[Dataset items]
⁂

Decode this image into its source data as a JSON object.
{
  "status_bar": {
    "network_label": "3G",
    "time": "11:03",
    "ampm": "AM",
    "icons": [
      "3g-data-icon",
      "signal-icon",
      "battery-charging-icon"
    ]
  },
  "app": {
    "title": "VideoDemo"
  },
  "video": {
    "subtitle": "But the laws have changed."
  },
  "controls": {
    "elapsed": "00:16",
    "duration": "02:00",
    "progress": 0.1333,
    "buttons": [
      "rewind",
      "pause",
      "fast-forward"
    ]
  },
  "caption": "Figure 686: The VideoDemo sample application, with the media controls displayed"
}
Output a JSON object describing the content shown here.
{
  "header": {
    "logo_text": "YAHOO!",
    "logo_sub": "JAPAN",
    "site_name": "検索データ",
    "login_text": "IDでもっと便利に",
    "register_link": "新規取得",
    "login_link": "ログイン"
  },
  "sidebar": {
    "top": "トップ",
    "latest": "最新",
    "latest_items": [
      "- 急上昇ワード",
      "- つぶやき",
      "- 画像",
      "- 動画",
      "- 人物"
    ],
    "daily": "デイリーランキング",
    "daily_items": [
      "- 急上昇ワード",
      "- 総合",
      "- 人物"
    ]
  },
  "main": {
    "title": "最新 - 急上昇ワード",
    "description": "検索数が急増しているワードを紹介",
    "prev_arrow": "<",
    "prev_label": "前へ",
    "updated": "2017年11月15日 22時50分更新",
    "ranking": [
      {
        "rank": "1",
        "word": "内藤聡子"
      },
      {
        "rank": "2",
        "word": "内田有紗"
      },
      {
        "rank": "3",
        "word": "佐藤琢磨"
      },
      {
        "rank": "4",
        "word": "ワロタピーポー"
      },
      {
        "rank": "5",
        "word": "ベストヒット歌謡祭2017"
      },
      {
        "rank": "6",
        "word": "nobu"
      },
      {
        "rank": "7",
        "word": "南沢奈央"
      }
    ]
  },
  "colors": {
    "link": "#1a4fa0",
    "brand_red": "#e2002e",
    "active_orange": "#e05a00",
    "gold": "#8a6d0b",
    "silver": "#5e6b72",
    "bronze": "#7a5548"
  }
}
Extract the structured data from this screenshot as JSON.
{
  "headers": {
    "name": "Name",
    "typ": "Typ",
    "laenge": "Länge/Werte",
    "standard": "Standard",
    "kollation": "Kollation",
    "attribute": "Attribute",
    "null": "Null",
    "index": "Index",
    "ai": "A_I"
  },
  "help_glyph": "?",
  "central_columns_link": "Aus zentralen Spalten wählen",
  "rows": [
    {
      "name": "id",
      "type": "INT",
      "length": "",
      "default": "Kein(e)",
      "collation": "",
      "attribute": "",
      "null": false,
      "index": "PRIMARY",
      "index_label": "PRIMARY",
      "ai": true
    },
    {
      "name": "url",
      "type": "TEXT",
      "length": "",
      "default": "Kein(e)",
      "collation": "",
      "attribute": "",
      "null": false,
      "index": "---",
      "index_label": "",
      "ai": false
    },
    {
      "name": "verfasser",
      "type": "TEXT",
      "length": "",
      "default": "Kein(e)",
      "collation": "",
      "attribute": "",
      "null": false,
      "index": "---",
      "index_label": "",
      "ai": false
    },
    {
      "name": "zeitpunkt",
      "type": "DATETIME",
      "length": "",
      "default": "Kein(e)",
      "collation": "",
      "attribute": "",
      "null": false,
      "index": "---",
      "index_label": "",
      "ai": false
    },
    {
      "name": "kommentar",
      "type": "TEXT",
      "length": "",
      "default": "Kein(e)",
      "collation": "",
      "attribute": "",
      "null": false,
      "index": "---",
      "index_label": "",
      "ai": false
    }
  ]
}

⁂

Directive: Everything in the listing above should be restated exactly.

Correct answer:
Decode this image into its source data as a JSON object.
{
  "status_bar": {
    "network_label": "3G",
    "time": "11:03",
    "ampm": "AM",
    "icons": [
      "3g-data-icon",
      "signal-icon",
      "battery-charging-icon"
    ]
  },
  "app": {
    "title": "VideoDemo"
  },
  "video": {
    "subtitle": "But the laws have changed."
  },
  "controls": {
    "elapsed": "00:16",
    "duration": "02:00",
    "progress": 0.1333,
    "buttons": [
      "rewind",
      "pause",
      "fast-forward"
    ]
  },
  "caption": "Figure 686: The VideoDemo sample application, with the media controls displayed"
}
Output a JSON object describing the content shown here.
{
  "header": {
    "logo_text": "YAHOO!",
    "logo_sub": "JAPAN",
    "site_name": "検索データ",
    "login_text": "IDでもっと便利に",
    "register_link": "新規取得",
    "login_link": "ログイン"
  },
  "sidebar": {
    "top": "トップ",
    "latest": "最新",
    "latest_items": [
      "- 急上昇ワード",
      "- つぶやき",
      "- 画像",
      "- 動画",
      "- 人物"
    ],
    "daily": "デイリーランキング",
    "daily_items": [
      "- 急上昇ワード",
      "- 総合",
      "- 人物"
    ]
  },
  "main": {
    "title": "最新 - 急上昇ワード",
    "description": "検索数が急増しているワードを紹介",
    "prev_arrow": "<",
    "prev_label": "前へ",
    "updated": "2017年11月15日 22時50分更新",
    "ranking": [
      {
        "rank": "1",
        "word": "内藤聡子"
      },
      {
        "rank": "2",
        "word": "内田有紗"
      },
      {
        "rank": "3",
        "word": "佐藤琢磨"
      },
      {
        "rank": "4",
        "word": "ワロタピーポー"
      },
      {
        "rank": "5",
        "word": "ベストヒット歌謡祭2017"
      },
      {
        "rank": "6",
        "word": "nobu"
      },
      {
        "rank": "7",
        "word": "南沢奈央"
      }
    ]
  },
  "colors": {
    "link": "#1a4fa0",
    "brand_red": "#e2002e",
    "active_orange": "#e05a00",
    "gold": "#8a6d0b",
    "silver": "#5e6b72",
    "bronze": "#7a5548"
  }
}
Extract the structured data from this screenshot as JSON.
{
  "headers": {
    "name": "Name",
    "typ": "Typ",
    "laenge": "Länge/Werte",
    "standard": "Standard",
    "kollation": "Kollation",
    "attribute": "Attribute",
    "null": "Null",
    "index": "Index",
    "ai": "A_I"
  },
  "help_glyph": "?",
  "central_columns_link": "Aus zentralen Spalten wählen",
  "rows": [
    {
      "name": "id",
      "type": "INT",
      "length": "",
      "default": "Kein(e)",
      "collation": "",
      "attribute": "",
      "null": false,
      "index": "PRIMARY",
      "index_label": "PRIMARY",
      "ai": true
    },
    {
      "name": "url",
      "type": "TEXT",
      "length": "",
      "default": "Kein(e)",
      "collation": "",
      "attribute": "",
      "null": false,
      "index": "---",
      "index_label": "",
      "ai": false
    },
    {
      "name": "verfasser",
      "type": "TEXT",
      "length": "",
      "default": "Kein(e)",
      "collation": "",
      "attribute": "",
      "null": false,
      "index": "---",
      "index_label": "",
      "ai": false
    },
    {
      "name": "zeitpunkt",
      "type": "DATETIME",
      "length": "",
      "default": "Kein(e)",
      "collation": "",
      "attribute": "",
      "null": false,
      "index": "---",
      "index_label": "",
      "ai": false
    },
    {
      "name": "kommentar",
      "type": "TEXT",
      "length": "",
      "default": "Kein(e)",
      "collation": "",
      "attribute": "",
      "null": false,
      "index": "---",
      "index_label": "",
      "ai": false
    }
  ]
}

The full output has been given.